Exercise task
Among the lines below, count those containing the word "Hungarian". Give the number only.

::: Exercise material :::

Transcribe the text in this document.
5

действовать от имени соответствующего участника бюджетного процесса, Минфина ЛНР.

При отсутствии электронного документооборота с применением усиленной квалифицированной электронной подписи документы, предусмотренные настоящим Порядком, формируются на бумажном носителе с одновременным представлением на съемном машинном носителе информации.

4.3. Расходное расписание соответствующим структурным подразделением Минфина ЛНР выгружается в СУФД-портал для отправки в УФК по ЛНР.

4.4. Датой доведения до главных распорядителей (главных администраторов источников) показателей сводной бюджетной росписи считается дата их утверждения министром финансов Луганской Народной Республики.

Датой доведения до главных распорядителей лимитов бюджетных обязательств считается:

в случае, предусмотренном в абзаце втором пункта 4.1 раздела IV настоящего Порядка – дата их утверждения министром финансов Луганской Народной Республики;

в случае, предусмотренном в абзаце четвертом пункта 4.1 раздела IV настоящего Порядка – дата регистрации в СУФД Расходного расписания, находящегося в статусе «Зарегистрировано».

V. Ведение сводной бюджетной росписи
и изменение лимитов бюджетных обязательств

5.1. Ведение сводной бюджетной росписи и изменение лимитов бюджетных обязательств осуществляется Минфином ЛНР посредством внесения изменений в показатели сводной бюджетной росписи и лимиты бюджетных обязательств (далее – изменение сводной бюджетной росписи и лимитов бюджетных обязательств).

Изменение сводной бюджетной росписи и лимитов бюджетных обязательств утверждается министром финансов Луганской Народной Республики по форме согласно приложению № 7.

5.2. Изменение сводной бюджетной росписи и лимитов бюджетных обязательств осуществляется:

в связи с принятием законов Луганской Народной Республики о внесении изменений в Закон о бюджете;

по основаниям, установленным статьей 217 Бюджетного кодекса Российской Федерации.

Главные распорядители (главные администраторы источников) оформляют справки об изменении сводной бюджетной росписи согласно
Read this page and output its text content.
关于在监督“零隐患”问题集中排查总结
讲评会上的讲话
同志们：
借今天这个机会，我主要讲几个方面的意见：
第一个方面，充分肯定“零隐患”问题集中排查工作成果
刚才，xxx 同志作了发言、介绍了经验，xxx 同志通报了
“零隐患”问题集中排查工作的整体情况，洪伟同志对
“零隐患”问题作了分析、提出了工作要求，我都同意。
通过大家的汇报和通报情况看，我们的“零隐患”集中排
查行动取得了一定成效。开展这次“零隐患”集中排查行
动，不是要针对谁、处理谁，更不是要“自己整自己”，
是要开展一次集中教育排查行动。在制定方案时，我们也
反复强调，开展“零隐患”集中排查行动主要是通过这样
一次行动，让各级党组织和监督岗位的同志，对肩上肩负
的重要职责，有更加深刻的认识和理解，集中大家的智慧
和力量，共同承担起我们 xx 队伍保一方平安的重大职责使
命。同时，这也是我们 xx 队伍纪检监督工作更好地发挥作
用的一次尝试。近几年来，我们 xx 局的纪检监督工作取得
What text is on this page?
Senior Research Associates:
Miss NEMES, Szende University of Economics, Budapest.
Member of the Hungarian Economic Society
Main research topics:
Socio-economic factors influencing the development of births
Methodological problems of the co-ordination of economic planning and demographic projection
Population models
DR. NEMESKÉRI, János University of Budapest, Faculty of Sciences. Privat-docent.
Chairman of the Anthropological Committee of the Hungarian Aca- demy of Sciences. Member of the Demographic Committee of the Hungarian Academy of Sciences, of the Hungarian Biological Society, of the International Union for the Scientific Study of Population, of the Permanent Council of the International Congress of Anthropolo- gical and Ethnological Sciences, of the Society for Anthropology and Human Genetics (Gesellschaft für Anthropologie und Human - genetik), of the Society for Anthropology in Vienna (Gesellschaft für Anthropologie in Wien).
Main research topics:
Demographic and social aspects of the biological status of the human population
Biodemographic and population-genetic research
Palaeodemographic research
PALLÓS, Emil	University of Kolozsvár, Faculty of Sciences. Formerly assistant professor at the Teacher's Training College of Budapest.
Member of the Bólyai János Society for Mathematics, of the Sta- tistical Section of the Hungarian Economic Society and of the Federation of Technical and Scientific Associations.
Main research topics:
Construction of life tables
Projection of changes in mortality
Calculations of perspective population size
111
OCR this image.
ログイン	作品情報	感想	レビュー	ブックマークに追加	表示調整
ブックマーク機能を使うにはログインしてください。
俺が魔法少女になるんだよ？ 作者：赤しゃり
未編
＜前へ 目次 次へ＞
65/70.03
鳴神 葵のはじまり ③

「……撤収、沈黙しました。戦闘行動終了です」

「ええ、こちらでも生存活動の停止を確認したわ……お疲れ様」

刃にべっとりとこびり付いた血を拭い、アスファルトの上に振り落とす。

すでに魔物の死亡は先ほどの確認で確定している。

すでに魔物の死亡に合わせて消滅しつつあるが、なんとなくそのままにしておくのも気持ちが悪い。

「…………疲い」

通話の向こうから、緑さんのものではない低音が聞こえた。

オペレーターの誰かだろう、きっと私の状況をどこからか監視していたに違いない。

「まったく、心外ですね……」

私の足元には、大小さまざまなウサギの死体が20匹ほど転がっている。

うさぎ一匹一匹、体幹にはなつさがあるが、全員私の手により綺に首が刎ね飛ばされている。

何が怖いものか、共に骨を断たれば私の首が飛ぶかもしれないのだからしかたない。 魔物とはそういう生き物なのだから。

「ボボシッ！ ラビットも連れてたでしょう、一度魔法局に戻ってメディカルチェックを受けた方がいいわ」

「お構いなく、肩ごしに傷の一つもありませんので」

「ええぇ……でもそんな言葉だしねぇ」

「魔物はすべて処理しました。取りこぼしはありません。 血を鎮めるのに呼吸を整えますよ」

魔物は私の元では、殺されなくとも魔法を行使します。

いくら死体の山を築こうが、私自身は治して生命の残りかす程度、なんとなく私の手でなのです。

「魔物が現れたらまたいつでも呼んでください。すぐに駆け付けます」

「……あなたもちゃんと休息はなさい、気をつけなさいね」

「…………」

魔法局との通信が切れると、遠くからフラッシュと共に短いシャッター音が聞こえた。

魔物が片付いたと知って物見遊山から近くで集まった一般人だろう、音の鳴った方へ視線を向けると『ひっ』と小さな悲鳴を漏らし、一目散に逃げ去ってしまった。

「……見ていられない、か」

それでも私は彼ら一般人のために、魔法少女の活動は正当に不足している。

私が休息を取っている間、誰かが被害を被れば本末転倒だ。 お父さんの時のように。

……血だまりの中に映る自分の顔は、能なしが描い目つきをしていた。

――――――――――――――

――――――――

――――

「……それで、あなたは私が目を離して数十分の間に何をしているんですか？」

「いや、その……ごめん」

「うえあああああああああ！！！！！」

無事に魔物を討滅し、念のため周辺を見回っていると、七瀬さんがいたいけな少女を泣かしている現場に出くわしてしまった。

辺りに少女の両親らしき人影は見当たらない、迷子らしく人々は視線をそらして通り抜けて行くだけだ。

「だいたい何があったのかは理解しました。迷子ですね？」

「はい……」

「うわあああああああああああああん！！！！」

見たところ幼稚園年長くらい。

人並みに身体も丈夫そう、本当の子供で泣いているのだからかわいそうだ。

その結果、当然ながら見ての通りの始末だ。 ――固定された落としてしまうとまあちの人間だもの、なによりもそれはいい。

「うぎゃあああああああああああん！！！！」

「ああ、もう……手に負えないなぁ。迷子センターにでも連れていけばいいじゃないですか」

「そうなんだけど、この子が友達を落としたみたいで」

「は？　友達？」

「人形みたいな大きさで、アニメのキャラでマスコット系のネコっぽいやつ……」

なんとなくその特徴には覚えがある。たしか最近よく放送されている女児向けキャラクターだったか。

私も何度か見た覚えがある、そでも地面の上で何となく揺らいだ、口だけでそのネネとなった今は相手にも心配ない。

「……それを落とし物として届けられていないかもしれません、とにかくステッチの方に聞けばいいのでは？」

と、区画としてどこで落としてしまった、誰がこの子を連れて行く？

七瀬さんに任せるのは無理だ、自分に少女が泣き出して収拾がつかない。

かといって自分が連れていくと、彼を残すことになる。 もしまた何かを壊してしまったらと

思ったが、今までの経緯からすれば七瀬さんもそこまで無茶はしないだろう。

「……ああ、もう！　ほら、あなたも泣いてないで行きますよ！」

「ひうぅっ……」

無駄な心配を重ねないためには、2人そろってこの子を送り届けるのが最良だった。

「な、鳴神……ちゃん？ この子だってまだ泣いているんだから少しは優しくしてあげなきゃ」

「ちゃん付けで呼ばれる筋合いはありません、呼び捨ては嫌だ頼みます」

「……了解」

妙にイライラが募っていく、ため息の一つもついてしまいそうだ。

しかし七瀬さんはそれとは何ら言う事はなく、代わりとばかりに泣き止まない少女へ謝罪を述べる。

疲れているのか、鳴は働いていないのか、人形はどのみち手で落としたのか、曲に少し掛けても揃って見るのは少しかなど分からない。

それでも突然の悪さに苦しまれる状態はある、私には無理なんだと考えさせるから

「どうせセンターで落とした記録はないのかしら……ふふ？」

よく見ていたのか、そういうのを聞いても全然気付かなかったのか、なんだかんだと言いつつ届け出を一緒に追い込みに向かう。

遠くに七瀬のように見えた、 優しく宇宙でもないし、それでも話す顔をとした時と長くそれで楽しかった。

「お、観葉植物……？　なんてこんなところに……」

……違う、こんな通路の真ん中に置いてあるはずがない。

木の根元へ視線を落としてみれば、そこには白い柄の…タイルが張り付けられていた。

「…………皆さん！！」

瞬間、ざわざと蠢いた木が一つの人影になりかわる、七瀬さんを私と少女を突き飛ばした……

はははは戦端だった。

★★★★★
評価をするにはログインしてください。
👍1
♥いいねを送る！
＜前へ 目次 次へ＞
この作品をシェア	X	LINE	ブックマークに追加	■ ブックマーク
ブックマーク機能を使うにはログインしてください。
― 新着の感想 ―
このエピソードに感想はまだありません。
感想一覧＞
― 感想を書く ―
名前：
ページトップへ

:::

Complete response
3